[start Records to process]

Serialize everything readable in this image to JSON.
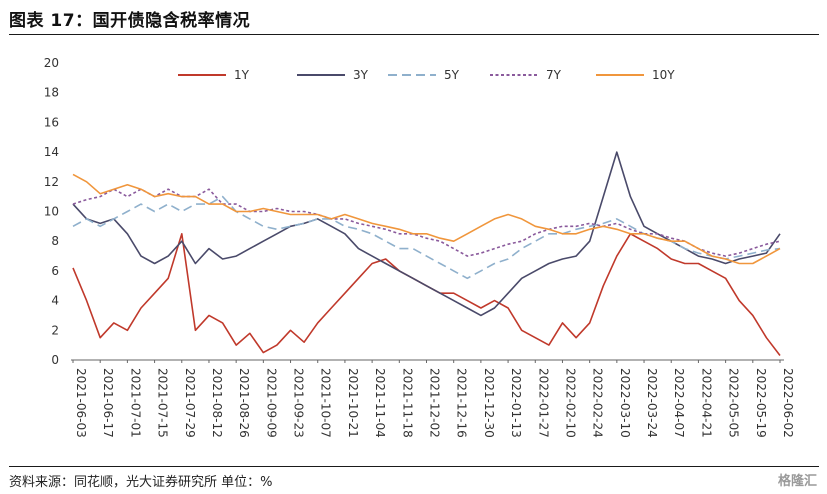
{
  "header": {
    "title": "图表 17：国开债隐含税率情况"
  },
  "footer": {
    "source": "资料来源：同花顺，光大证券研究所  单位：%",
    "watermark": "格隆汇"
  },
  "colors": {
    "1Y": "#c0392b",
    "3Y": "#4a4a6a",
    "5Y": "#8fb0cc",
    "7Y": "#8a5a9c",
    "10Y": "#f0963c"
  },
  "chart_data": {
    "type": "line",
    "title": "国开债隐含税率情况",
    "unit": "%",
    "ylim": [
      0,
      20
    ],
    "yticks": [
      0,
      2,
      4,
      6,
      8,
      10,
      12,
      14,
      16,
      18,
      20
    ],
    "grid": false,
    "legend_position": "top",
    "x_ticks": [
      "2021-06-03",
      "2021-06-17",
      "2021-07-01",
      "2021-07-15",
      "2021-07-29",
      "2021-08-12",
      "2021-08-26",
      "2021-09-09",
      "2021-09-23",
      "2021-10-07",
      "2021-10-21",
      "2021-11-04",
      "2021-11-18",
      "2021-12-02",
      "2021-12-16",
      "2021-12-30",
      "2022-01-13",
      "2022-01-27",
      "2022-02-10",
      "2022-02-24",
      "2022-03-10",
      "2022-03-24",
      "2022-04-07",
      "2022-04-21",
      "2022-05-05",
      "2022-05-19",
      "2022-06-02"
    ],
    "x": [
      "2021-06-03",
      "2021-06-10",
      "2021-06-17",
      "2021-06-24",
      "2021-07-01",
      "2021-07-08",
      "2021-07-15",
      "2021-07-22",
      "2021-07-29",
      "2021-08-05",
      "2021-08-12",
      "2021-08-19",
      "2021-08-26",
      "2021-09-02",
      "2021-09-09",
      "2021-09-16",
      "2021-09-23",
      "2021-09-30",
      "2021-10-07",
      "2021-10-14",
      "2021-10-21",
      "2021-10-28",
      "2021-11-04",
      "2021-11-11",
      "2021-11-18",
      "2021-11-25",
      "2021-12-02",
      "2021-12-09",
      "2021-12-16",
      "2021-12-23",
      "2021-12-30",
      "2022-01-06",
      "2022-01-13",
      "2022-01-20",
      "2022-01-27",
      "2022-02-03",
      "2022-02-10",
      "2022-02-17",
      "2022-02-24",
      "2022-03-03",
      "2022-03-10",
      "2022-03-17",
      "2022-03-24",
      "2022-03-31",
      "2022-04-07",
      "2022-04-14",
      "2022-04-21",
      "2022-04-28",
      "2022-05-05",
      "2022-05-12",
      "2022-05-19",
      "2022-05-26",
      "2022-06-02"
    ],
    "series": [
      {
        "name": "1Y",
        "style": "solid",
        "values": [
          6.2,
          4.0,
          1.5,
          2.5,
          2.0,
          3.5,
          4.5,
          5.5,
          8.5,
          2.0,
          3.0,
          2.5,
          1.0,
          1.8,
          0.5,
          1.0,
          2.0,
          1.2,
          2.5,
          3.5,
          4.5,
          5.5,
          6.5,
          6.8,
          6.0,
          5.5,
          5.0,
          4.5,
          4.5,
          4.0,
          3.5,
          4.0,
          3.5,
          2.0,
          1.5,
          1.0,
          2.5,
          1.5,
          2.5,
          5.0,
          7.0,
          8.5,
          8.0,
          7.5,
          6.8,
          6.5,
          6.5,
          6.0,
          5.5,
          4.0,
          3.0,
          1.5,
          0.3
        ]
      },
      {
        "name": "3Y",
        "style": "solid",
        "values": [
          10.5,
          9.5,
          9.2,
          9.5,
          8.5,
          7.0,
          6.5,
          7.0,
          8.0,
          6.5,
          7.5,
          6.8,
          7.0,
          7.5,
          8.0,
          8.5,
          9.0,
          9.2,
          9.5,
          9.0,
          8.5,
          7.5,
          7.0,
          6.5,
          6.0,
          5.5,
          5.0,
          4.5,
          4.0,
          3.5,
          3.0,
          3.5,
          4.5,
          5.5,
          6.0,
          6.5,
          6.8,
          7.0,
          8.0,
          11.0,
          14.0,
          11.0,
          9.0,
          8.5,
          8.0,
          7.5,
          7.0,
          6.8,
          6.5,
          6.8,
          7.0,
          7.2,
          8.5
        ]
      },
      {
        "name": "5Y",
        "style": "dashed",
        "values": [
          9.0,
          9.5,
          9.0,
          9.5,
          10.0,
          10.5,
          10.0,
          10.5,
          10.0,
          10.5,
          10.5,
          11.0,
          10.0,
          9.5,
          9.0,
          8.8,
          9.0,
          9.2,
          9.5,
          9.5,
          9.0,
          8.8,
          8.5,
          8.0,
          7.5,
          7.5,
          7.0,
          6.5,
          6.0,
          5.5,
          6.0,
          6.5,
          6.8,
          7.5,
          8.0,
          8.5,
          8.5,
          8.8,
          9.0,
          9.2,
          9.5,
          9.0,
          8.5,
          8.2,
          8.0,
          7.5,
          7.2,
          7.0,
          6.8,
          7.0,
          7.2,
          7.4,
          7.5
        ]
      },
      {
        "name": "7Y",
        "style": "dotted",
        "values": [
          10.5,
          10.8,
          11.0,
          11.5,
          11.0,
          11.5,
          11.0,
          11.5,
          11.0,
          11.0,
          11.5,
          10.5,
          10.5,
          10.0,
          10.0,
          10.2,
          10.0,
          10.0,
          9.8,
          9.5,
          9.5,
          9.2,
          9.0,
          8.8,
          8.5,
          8.5,
          8.2,
          8.0,
          7.5,
          7.0,
          7.2,
          7.5,
          7.8,
          8.0,
          8.5,
          8.8,
          9.0,
          9.0,
          9.2,
          9.0,
          9.2,
          8.8,
          8.5,
          8.5,
          8.2,
          8.0,
          7.5,
          7.2,
          7.0,
          7.2,
          7.5,
          7.8,
          8.0
        ]
      },
      {
        "name": "10Y",
        "style": "solid",
        "values": [
          12.5,
          12.0,
          11.2,
          11.5,
          11.8,
          11.5,
          11.0,
          11.2,
          11.0,
          11.0,
          10.5,
          10.5,
          10.0,
          10.0,
          10.2,
          10.0,
          9.8,
          9.8,
          9.8,
          9.5,
          9.8,
          9.5,
          9.2,
          9.0,
          8.8,
          8.5,
          8.5,
          8.2,
          8.0,
          8.5,
          9.0,
          9.5,
          9.8,
          9.5,
          9.0,
          8.8,
          8.5,
          8.5,
          8.8,
          9.0,
          8.8,
          8.5,
          8.5,
          8.2,
          8.0,
          8.0,
          7.5,
          7.0,
          6.8,
          6.5,
          6.5,
          7.0,
          7.5
        ]
      }
    ]
  }
}
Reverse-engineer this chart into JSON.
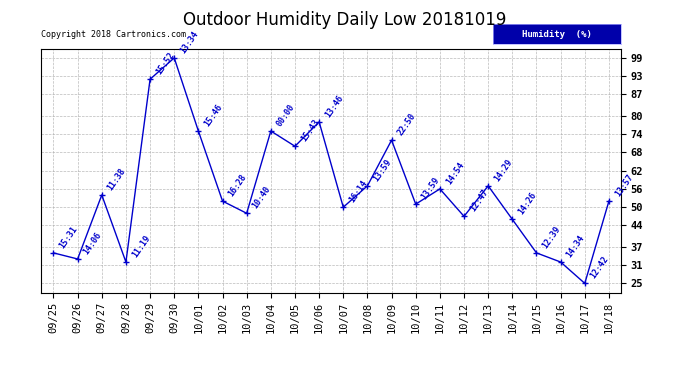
{
  "title": "Outdoor Humidity Daily Low 20181019",
  "copyright_text": "Copyright 2018 Cartronics.com",
  "legend_label": "Humidity  (%)",
  "x_labels": [
    "09/25",
    "09/26",
    "09/27",
    "09/28",
    "09/29",
    "09/30",
    "10/01",
    "10/02",
    "10/03",
    "10/04",
    "10/05",
    "10/06",
    "10/07",
    "10/08",
    "10/09",
    "10/10",
    "10/11",
    "10/12",
    "10/13",
    "10/14",
    "10/15",
    "10/16",
    "10/17",
    "10/18"
  ],
  "y_values": [
    35,
    33,
    54,
    32,
    92,
    99,
    75,
    52,
    48,
    75,
    70,
    78,
    50,
    57,
    72,
    51,
    56,
    47,
    57,
    46,
    35,
    32,
    25,
    52
  ],
  "point_labels": [
    "15:31",
    "14:06",
    "11:38",
    "11:19",
    "15:52",
    "13:34",
    "15:46",
    "16:28",
    "10:40",
    "00:00",
    "15:43",
    "13:46",
    "16:14",
    "13:59",
    "22:50",
    "13:59",
    "14:54",
    "12:47",
    "14:29",
    "14:26",
    "12:39",
    "14:34",
    "12:42",
    "13:57"
  ],
  "y_ticks": [
    25,
    31,
    37,
    44,
    50,
    56,
    62,
    68,
    74,
    80,
    87,
    93,
    99
  ],
  "line_color": "#0000cc",
  "marker_color": "#0000cc",
  "bg_color": "#ffffff",
  "grid_color": "#aaaaaa",
  "title_fontsize": 12,
  "tick_fontsize": 7.5,
  "legend_bg": "#0000aa",
  "legend_fg": "#ffffff"
}
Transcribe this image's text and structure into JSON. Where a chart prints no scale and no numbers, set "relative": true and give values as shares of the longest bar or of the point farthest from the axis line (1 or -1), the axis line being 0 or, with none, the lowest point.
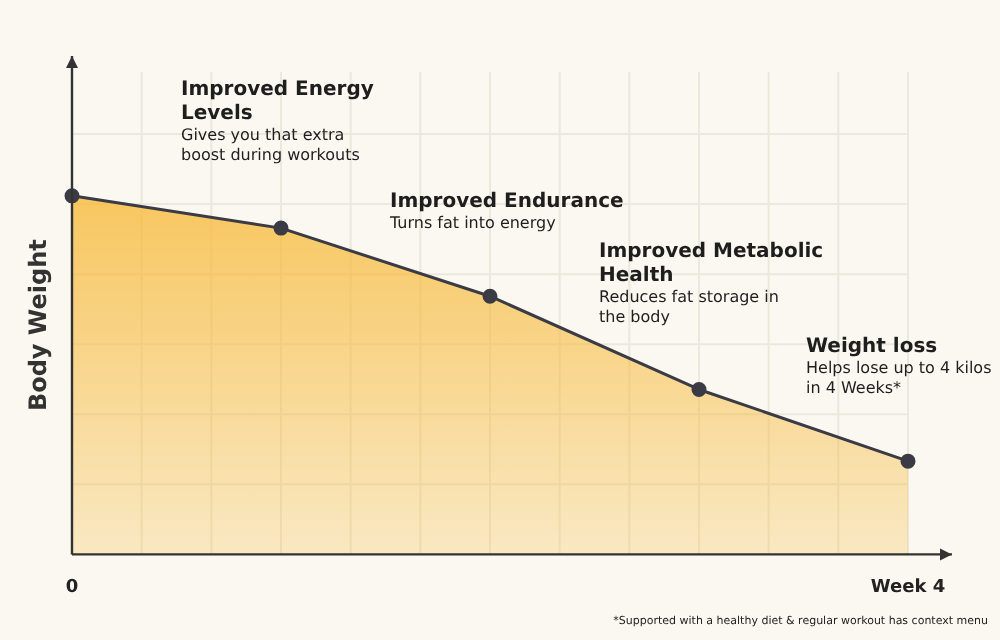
{
  "chart_data": {
    "type": "area",
    "relative": true,
    "ylabel": "Body Weight",
    "categories": [
      "0",
      null,
      null,
      null,
      "Week 4"
    ],
    "grid": true,
    "marker": "circle",
    "legend": false,
    "series": [
      {
        "color": "#f7b938",
        "values": [
          1,
          0.91,
          0.72,
          0.46,
          0.26
        ]
      }
    ],
    "annotations": [
      "Improved Energy Levels\nGives you that extra boost during workouts",
      "Improved Endurance\nTurns fat into energy",
      "Improved Metabolic Health\nReduces fat storage in the body",
      "Weight loss\nHelps lose up to 4 kilos  in 4 Weeks*",
      "*Supported with a healthy diet & regular workout has context menu"
    ]
  }
}
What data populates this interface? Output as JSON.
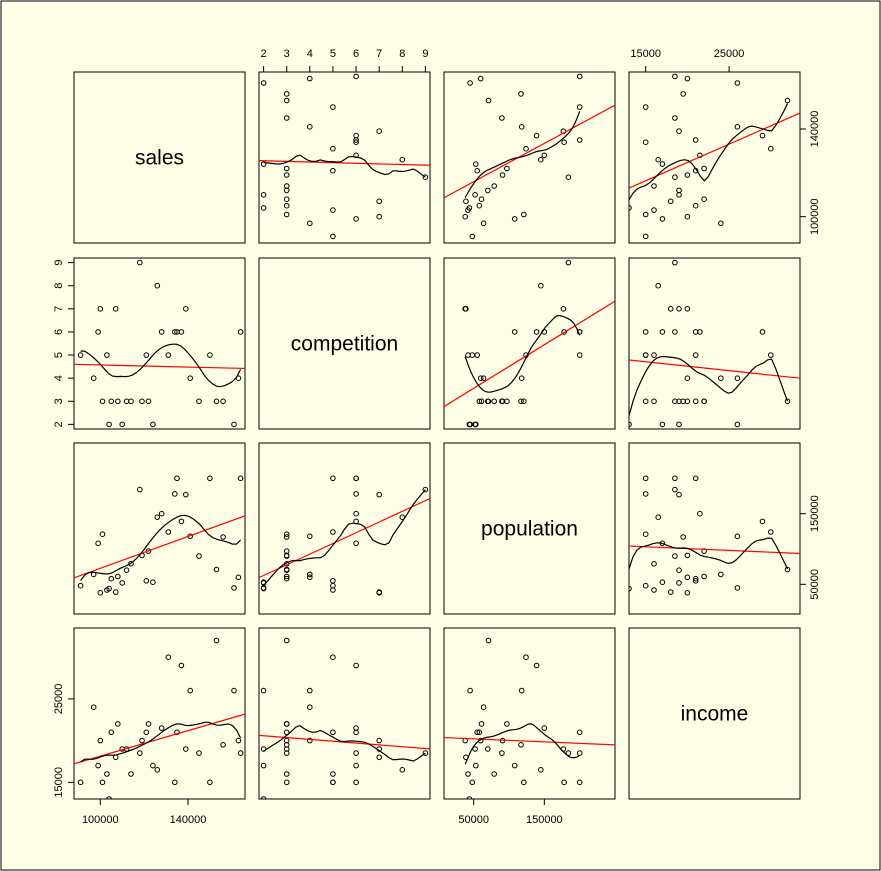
{
  "colors": {
    "background": "#fefee6",
    "frame": "#000000",
    "points": "#000000",
    "regression_line": "#ff0000",
    "smooth_line": "#000000"
  },
  "chart_data": {
    "type": "scatter",
    "layout": "scatterplot-matrix",
    "grid": false,
    "variables": [
      "sales",
      "competition",
      "population",
      "income"
    ],
    "ticks": {
      "sales": [
        "100000",
        "140000"
      ],
      "competition": [
        "2",
        "3",
        "4",
        "5",
        "6",
        "7",
        "8",
        "9"
      ],
      "population": [
        "50000",
        "150000"
      ],
      "income": [
        "15000",
        "25000"
      ]
    },
    "ranges": {
      "sales": [
        88000,
        166000
      ],
      "competition": [
        1.8,
        9.2
      ],
      "population": [
        8000,
        250000
      ],
      "income": [
        13000,
        33500
      ]
    },
    "observations": {
      "sales": [
        91000,
        97000,
        99000,
        100000,
        101000,
        103000,
        104000,
        105000,
        107000,
        108000,
        110000,
        112000,
        114000,
        118000,
        119000,
        121000,
        122000,
        124000,
        126000,
        128000,
        131000,
        134000,
        135000,
        137000,
        139000,
        141000,
        145000,
        150000,
        153000,
        156000,
        161000,
        163000,
        164000
      ],
      "competition": [
        5,
        4,
        6,
        7,
        3,
        5,
        2,
        3,
        7,
        3,
        2,
        3,
        3,
        9,
        3,
        5,
        3,
        2,
        8,
        6,
        5,
        6,
        6,
        6,
        7,
        4,
        3,
        5,
        3,
        3,
        2,
        4,
        6
      ],
      "population": [
        48000,
        64000,
        108000,
        38000,
        121000,
        42000,
        44000,
        58000,
        39000,
        61000,
        52000,
        70000,
        79000,
        184000,
        91000,
        55000,
        97000,
        53000,
        145000,
        150000,
        124000,
        178000,
        200000,
        139000,
        177000,
        118000,
        90000,
        200000,
        71000,
        117000,
        45000,
        60000,
        200000
      ],
      "income": [
        15000,
        24000,
        17000,
        20000,
        15000,
        16000,
        13000,
        21000,
        18000,
        22000,
        19000,
        19000,
        16000,
        18500,
        20000,
        21000,
        22000,
        17000,
        16500,
        21500,
        30000,
        15000,
        21000,
        29000,
        19000,
        26000,
        18500,
        15000,
        32000,
        19500,
        26000,
        20000,
        18500
      ]
    },
    "series": [
      {
        "kind": "points"
      },
      {
        "kind": "linear-regression"
      },
      {
        "kind": "lowess-smooth"
      }
    ]
  }
}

[end Records to process]

Brief:
Only lines with the word "Humidity" should be collected from the material.

Correct output:
  "title": "Outdoor Humidity Daily Low 20181019",
  "legend_label": "Humidity  (%)",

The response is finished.